Short task: Repeat the records exactly. Every line must match.

Extracted records:
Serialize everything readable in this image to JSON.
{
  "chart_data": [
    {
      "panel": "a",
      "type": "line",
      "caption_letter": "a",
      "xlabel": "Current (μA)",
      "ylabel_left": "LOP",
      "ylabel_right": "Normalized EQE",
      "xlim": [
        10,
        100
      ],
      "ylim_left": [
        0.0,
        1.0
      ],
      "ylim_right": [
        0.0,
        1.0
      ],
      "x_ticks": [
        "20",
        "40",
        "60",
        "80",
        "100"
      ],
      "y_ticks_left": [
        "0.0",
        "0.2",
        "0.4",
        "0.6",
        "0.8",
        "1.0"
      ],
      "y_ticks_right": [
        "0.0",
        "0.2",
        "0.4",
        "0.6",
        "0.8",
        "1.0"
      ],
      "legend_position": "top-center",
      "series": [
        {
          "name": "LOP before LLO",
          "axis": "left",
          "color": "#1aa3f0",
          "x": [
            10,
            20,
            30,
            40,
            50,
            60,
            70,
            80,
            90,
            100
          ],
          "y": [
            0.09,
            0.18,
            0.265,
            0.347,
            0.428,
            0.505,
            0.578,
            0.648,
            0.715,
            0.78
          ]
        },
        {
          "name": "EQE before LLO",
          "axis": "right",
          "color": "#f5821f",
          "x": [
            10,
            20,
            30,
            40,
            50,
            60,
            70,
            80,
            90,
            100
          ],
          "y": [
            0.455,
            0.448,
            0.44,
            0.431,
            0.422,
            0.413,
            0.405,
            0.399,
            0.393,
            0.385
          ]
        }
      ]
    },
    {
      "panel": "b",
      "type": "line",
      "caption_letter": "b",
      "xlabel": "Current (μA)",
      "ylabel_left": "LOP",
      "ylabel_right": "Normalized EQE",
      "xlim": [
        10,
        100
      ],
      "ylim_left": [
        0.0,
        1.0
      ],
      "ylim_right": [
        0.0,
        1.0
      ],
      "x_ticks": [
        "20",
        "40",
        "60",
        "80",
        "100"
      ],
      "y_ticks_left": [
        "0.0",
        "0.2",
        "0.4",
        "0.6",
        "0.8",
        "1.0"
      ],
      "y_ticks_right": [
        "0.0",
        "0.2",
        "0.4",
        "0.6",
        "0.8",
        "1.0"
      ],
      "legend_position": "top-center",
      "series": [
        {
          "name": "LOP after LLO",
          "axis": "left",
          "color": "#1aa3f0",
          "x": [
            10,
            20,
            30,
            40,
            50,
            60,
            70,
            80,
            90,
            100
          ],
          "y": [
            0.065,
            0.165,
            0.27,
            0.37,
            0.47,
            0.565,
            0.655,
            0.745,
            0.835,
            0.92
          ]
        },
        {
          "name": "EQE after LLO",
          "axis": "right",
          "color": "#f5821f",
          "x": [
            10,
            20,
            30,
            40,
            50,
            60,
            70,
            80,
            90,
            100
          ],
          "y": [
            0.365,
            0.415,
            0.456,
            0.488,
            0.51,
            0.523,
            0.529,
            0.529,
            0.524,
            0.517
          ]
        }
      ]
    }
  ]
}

Exercise result:
Serialize everything readable in this image to JSON.
{
  "chart_data": [
    {
      "panel": "a",
      "type": "line",
      "caption_letter": "a",
      "xlabel": "Current (μA)",
      "ylabel_left": "LOP",
      "ylabel_right": "Normalized EQE",
      "xlim": [
        10,
        100
      ],
      "ylim_left": [
        0.0,
        1.0
      ],
      "ylim_right": [
        0.0,
        1.0
      ],
      "x_ticks": [
        "20",
        "40",
        "60",
        "80",
        "100"
      ],
      "y_ticks_left": [
        "0.0",
        "0.2",
        "0.4",
        "0.6",
        "0.8",
        "1.0"
      ],
      "y_ticks_right": [
        "0.0",
        "0.2",
        "0.4",
        "0.6",
        "0.8",
        "1.0"
      ],
      "legend_position": "top-center",
      "series": [
        {
          "name": "LOP before LLO",
          "axis": "left",
          "color": "#1aa3f0",
          "x": [
            10,
            20,
            30,
            40,
            50,
            60,
            70,
            80,
            90,
            100
          ],
          "y": [
            0.09,
            0.18,
            0.265,
            0.347,
            0.428,
            0.505,
            0.578,
            0.648,
            0.715,
            0.78
          ]
        },
        {
          "name": "EQE before LLO",
          "axis": "right",
          "color": "#f5821f",
          "x": [
            10,
            20,
            30,
            40,
            50,
            60,
            70,
            80,
            90,
            100
          ],
          "y": [
            0.455,
            0.448,
            0.44,
            0.431,
            0.422,
            0.413,
            0.405,
            0.399,
            0.393,
            0.385
          ]
        }
      ]
    },
    {
      "panel": "b",
      "type": "line",
      "caption_letter": "b",
      "xlabel": "Current (μA)",
      "ylabel_left": "LOP",
      "ylabel_right": "Normalized EQE",
      "xlim": [
        10,
        100
      ],
      "ylim_left": [
        0.0,
        1.0
      ],
      "ylim_right": [
        0.0,
        1.0
      ],
      "x_ticks": [
        "20",
        "40",
        "60",
        "80",
        "100"
      ],
      "y_ticks_left": [
        "0.0",
        "0.2",
        "0.4",
        "0.6",
        "0.8",
        "1.0"
      ],
      "y_ticks_right": [
        "0.0",
        "0.2",
        "0.4",
        "0.6",
        "0.8",
        "1.0"
      ],
      "legend_position": "top-center",
      "series": [
        {
          "name": "LOP after LLO",
          "axis": "left",
          "color": "#1aa3f0",
          "x": [
            10,
            20,
            30,
            40,
            50,
            60,
            70,
            80,
            90,
            100
          ],
          "y": [
            0.065,
            0.165,
            0.27,
            0.37,
            0.47,
            0.565,
            0.655,
            0.745,
            0.835,
            0.92
          ]
        },
        {
          "name": "EQE after LLO",
          "axis": "right",
          "color": "#f5821f",
          "x": [
            10,
            20,
            30,
            40,
            50,
            60,
            70,
            80,
            90,
            100
          ],
          "y": [
            0.365,
            0.415,
            0.456,
            0.488,
            0.51,
            0.523,
            0.529,
            0.529,
            0.524,
            0.517
          ]
        }
      ]
    }
  ]
}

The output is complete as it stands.